• _Your goal_
Using the listing below, extract each line that has the word "Read" in it.

*** Material

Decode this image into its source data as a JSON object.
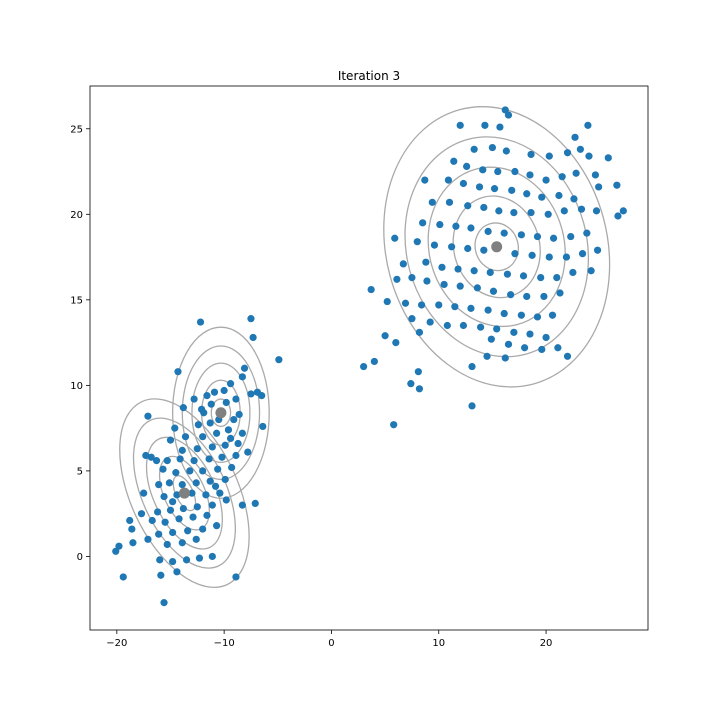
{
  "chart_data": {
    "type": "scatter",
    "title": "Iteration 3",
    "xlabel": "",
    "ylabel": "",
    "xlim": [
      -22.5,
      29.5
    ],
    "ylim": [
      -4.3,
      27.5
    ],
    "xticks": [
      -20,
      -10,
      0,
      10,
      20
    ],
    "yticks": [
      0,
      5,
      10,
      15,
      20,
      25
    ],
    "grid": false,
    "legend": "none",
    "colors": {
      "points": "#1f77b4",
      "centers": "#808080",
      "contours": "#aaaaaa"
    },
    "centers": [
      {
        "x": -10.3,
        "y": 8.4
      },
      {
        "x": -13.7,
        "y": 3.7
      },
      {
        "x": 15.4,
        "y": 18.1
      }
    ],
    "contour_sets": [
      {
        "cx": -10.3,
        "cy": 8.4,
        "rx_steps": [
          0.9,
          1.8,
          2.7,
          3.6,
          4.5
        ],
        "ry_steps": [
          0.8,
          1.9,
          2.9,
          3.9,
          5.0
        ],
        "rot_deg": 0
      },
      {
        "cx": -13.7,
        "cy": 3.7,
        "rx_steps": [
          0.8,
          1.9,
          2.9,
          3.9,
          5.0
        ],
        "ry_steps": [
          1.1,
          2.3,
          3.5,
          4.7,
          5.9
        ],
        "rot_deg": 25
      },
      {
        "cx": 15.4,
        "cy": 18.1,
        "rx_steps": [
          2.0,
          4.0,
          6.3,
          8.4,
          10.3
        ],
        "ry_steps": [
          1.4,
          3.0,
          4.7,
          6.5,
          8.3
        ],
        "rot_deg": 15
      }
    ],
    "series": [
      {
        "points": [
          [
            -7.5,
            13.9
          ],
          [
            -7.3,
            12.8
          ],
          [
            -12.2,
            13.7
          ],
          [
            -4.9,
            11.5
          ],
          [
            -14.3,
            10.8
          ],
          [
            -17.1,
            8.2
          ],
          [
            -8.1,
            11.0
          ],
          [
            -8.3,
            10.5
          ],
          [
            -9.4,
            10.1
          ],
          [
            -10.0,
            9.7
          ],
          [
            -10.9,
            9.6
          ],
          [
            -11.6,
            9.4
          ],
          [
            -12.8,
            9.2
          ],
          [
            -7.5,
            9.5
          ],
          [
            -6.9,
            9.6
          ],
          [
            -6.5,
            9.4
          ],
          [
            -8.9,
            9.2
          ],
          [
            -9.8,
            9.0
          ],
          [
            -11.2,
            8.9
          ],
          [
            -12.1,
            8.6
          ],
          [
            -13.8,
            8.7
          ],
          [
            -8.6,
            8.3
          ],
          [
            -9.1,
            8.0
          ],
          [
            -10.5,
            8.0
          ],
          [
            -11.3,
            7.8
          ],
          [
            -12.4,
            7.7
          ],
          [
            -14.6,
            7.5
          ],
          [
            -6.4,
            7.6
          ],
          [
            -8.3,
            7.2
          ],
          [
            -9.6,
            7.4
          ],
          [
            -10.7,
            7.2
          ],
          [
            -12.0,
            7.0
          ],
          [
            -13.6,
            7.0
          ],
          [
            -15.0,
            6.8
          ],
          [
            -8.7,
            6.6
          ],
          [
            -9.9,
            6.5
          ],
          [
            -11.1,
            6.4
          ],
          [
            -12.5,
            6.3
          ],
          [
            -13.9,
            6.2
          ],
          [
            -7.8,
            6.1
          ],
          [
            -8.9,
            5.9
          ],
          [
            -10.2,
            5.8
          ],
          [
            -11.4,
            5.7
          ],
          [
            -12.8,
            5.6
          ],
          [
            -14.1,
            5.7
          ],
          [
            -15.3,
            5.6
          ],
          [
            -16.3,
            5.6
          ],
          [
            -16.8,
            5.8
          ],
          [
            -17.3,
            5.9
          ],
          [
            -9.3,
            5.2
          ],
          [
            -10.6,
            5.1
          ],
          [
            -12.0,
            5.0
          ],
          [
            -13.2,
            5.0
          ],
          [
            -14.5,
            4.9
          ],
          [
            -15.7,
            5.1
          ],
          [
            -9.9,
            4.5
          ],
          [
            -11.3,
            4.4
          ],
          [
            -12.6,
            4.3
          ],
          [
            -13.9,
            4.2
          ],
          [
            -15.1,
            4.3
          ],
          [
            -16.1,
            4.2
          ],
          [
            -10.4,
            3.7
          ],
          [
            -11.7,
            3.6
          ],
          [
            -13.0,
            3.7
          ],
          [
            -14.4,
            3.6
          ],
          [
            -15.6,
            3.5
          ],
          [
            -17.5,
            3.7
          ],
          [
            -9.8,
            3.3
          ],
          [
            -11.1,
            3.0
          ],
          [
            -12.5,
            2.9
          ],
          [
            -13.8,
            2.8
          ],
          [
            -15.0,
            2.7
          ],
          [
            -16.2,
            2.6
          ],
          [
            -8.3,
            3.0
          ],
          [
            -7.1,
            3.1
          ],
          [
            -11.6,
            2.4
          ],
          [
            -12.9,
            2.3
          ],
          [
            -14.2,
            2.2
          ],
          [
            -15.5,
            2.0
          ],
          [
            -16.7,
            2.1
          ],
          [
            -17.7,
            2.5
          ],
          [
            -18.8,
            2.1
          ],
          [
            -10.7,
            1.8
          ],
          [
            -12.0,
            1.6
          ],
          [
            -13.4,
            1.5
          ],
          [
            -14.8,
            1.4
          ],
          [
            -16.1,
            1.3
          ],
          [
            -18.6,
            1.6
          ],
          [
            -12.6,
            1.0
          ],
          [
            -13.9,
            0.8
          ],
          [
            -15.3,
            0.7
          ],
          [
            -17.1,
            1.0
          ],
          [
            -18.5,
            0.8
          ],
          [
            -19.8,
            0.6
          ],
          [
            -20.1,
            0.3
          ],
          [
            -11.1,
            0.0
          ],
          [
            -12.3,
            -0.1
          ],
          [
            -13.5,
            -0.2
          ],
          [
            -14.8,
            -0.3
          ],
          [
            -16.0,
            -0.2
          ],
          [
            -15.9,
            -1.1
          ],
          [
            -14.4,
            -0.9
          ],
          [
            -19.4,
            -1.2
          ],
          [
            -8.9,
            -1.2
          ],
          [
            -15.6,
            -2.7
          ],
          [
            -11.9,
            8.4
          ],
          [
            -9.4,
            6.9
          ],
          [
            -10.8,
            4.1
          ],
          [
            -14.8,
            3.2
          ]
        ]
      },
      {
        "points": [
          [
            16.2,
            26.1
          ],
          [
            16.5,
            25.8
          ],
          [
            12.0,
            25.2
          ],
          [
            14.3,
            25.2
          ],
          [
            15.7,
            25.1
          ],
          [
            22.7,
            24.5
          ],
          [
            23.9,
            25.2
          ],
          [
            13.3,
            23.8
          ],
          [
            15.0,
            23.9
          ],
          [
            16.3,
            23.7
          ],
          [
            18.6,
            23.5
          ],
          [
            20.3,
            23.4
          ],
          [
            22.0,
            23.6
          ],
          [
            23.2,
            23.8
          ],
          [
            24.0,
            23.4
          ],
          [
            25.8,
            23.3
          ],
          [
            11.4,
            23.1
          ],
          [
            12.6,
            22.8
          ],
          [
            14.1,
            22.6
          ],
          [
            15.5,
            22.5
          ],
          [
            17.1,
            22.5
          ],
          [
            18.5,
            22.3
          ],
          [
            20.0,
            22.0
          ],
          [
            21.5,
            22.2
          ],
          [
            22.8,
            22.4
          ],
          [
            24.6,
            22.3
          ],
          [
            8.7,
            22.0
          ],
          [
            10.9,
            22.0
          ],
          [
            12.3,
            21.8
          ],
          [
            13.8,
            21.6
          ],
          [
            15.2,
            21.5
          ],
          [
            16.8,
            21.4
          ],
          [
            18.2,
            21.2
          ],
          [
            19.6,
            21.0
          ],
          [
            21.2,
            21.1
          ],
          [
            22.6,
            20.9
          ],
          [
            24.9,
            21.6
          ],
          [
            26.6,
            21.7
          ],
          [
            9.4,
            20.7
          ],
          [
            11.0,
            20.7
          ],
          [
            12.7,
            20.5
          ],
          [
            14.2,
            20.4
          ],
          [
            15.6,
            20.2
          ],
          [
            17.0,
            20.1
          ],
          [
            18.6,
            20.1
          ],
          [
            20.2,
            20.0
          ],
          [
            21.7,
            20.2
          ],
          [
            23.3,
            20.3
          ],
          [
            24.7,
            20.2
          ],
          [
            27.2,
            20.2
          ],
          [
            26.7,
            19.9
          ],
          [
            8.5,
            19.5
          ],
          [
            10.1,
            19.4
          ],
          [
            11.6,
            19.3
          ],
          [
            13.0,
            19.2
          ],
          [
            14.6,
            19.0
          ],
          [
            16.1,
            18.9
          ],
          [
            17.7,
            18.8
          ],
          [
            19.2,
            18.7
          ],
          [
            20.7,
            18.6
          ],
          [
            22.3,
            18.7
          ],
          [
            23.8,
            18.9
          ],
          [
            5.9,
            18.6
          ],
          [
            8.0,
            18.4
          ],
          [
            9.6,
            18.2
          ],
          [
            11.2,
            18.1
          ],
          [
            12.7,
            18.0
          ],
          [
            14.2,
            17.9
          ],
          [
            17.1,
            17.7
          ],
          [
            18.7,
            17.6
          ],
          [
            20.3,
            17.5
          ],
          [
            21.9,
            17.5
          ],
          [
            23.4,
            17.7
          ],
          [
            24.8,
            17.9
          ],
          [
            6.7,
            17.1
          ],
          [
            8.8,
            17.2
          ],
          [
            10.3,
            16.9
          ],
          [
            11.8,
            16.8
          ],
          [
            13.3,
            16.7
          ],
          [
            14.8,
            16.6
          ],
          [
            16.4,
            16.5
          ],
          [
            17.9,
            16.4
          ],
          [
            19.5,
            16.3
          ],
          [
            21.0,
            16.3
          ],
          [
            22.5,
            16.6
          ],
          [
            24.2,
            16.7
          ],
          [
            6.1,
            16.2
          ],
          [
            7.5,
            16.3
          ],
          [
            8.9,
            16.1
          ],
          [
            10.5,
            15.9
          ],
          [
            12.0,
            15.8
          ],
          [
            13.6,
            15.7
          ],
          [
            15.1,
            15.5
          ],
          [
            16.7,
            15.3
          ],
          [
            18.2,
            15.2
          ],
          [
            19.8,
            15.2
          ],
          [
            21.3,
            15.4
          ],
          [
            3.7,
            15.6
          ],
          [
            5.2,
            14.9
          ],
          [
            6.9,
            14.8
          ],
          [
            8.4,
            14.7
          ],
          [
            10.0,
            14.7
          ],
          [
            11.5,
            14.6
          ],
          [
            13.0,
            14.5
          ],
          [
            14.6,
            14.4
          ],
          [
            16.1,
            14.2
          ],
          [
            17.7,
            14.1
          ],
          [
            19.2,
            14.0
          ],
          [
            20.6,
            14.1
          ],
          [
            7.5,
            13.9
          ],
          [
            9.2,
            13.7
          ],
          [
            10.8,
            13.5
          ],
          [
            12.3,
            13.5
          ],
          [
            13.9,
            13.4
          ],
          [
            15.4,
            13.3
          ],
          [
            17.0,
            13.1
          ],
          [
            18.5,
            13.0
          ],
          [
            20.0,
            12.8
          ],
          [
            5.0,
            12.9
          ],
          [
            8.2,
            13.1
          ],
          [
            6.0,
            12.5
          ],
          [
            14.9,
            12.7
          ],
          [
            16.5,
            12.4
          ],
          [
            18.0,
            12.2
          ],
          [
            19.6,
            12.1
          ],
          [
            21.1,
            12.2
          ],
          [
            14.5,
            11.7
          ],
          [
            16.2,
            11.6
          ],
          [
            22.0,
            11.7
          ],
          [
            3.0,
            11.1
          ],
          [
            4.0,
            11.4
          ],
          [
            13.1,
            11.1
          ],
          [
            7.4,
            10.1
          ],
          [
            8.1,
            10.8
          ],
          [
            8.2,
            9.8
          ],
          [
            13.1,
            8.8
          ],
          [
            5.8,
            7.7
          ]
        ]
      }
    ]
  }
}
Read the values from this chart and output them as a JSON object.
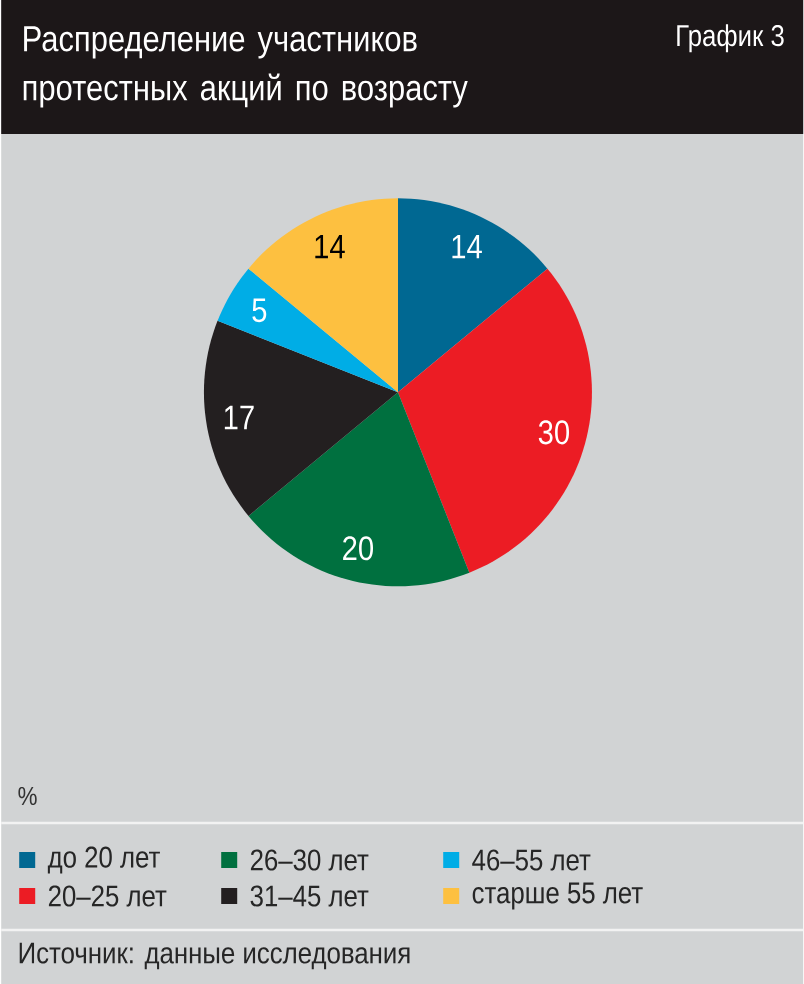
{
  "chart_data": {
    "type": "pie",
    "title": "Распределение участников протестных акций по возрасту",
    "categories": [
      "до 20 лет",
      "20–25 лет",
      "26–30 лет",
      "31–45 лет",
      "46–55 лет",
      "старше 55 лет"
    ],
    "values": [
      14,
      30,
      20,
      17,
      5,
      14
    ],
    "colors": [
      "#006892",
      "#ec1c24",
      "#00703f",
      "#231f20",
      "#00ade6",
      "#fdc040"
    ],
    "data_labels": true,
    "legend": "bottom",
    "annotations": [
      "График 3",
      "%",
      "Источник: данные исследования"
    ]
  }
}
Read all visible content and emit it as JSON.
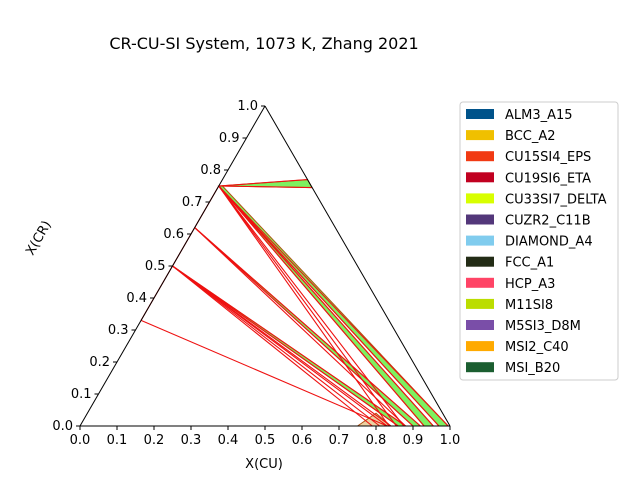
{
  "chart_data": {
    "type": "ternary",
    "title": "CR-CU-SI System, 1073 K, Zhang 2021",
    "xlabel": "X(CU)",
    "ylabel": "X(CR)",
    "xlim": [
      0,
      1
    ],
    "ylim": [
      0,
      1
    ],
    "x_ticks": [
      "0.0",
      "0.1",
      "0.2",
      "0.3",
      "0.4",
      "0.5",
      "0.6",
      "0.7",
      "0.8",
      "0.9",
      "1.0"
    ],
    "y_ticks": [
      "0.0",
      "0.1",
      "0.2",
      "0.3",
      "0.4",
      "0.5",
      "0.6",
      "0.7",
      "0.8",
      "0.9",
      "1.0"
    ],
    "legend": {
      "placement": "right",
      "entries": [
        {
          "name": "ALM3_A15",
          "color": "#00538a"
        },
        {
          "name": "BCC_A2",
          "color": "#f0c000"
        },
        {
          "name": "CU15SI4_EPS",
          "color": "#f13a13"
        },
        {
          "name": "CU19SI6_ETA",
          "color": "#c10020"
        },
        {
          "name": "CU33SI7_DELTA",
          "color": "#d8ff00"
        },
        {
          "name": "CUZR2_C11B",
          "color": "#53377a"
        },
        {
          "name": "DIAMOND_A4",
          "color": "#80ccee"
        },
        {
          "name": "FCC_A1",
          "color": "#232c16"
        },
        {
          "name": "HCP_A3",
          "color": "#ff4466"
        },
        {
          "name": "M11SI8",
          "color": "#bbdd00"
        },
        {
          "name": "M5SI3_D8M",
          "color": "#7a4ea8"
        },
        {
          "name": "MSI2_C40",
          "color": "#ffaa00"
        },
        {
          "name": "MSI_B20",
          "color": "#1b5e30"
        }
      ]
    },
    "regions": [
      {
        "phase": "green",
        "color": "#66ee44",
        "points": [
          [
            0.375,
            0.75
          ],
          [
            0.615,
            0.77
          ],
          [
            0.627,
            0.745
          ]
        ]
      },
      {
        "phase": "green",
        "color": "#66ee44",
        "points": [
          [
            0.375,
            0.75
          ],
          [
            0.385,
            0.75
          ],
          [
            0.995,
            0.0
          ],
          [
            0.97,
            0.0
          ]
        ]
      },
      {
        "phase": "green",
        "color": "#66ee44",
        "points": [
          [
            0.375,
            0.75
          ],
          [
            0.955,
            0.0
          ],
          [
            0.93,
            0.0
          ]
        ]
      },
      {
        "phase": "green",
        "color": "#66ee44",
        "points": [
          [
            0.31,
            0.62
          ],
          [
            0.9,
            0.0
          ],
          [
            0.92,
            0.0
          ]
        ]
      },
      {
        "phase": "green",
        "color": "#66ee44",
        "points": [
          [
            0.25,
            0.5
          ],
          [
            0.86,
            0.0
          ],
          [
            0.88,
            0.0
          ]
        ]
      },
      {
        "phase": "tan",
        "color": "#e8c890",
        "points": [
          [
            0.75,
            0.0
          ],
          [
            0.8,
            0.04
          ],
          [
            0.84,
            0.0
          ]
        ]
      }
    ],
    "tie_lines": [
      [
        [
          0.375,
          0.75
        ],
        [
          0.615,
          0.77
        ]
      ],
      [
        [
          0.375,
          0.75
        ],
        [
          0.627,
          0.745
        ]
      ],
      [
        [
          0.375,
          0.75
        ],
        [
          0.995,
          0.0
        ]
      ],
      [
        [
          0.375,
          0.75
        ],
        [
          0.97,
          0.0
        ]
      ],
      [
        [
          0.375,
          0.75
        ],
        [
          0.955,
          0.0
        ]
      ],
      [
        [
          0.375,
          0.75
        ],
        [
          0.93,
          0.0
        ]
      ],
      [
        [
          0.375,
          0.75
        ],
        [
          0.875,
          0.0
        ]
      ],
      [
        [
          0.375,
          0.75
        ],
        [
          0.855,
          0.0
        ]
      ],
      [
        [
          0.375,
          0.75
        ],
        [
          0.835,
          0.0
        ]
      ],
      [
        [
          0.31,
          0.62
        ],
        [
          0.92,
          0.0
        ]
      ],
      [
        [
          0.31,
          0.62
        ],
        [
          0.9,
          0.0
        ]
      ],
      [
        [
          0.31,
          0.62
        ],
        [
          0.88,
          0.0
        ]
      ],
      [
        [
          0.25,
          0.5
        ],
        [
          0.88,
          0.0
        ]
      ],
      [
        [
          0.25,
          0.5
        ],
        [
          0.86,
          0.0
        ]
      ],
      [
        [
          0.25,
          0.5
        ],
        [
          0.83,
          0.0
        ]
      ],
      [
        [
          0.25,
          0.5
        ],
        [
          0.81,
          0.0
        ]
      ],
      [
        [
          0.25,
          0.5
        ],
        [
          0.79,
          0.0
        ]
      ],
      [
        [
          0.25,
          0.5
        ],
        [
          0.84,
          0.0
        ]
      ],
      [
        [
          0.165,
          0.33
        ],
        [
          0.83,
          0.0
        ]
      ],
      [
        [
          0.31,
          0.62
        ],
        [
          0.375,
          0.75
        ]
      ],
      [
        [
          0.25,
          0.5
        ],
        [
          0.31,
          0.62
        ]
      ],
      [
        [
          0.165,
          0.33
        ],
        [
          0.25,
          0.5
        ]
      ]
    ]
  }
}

******

• _Correct output_
Read the values from this chart and output them as a JSON object.
Read all visible content and emit it as JSON.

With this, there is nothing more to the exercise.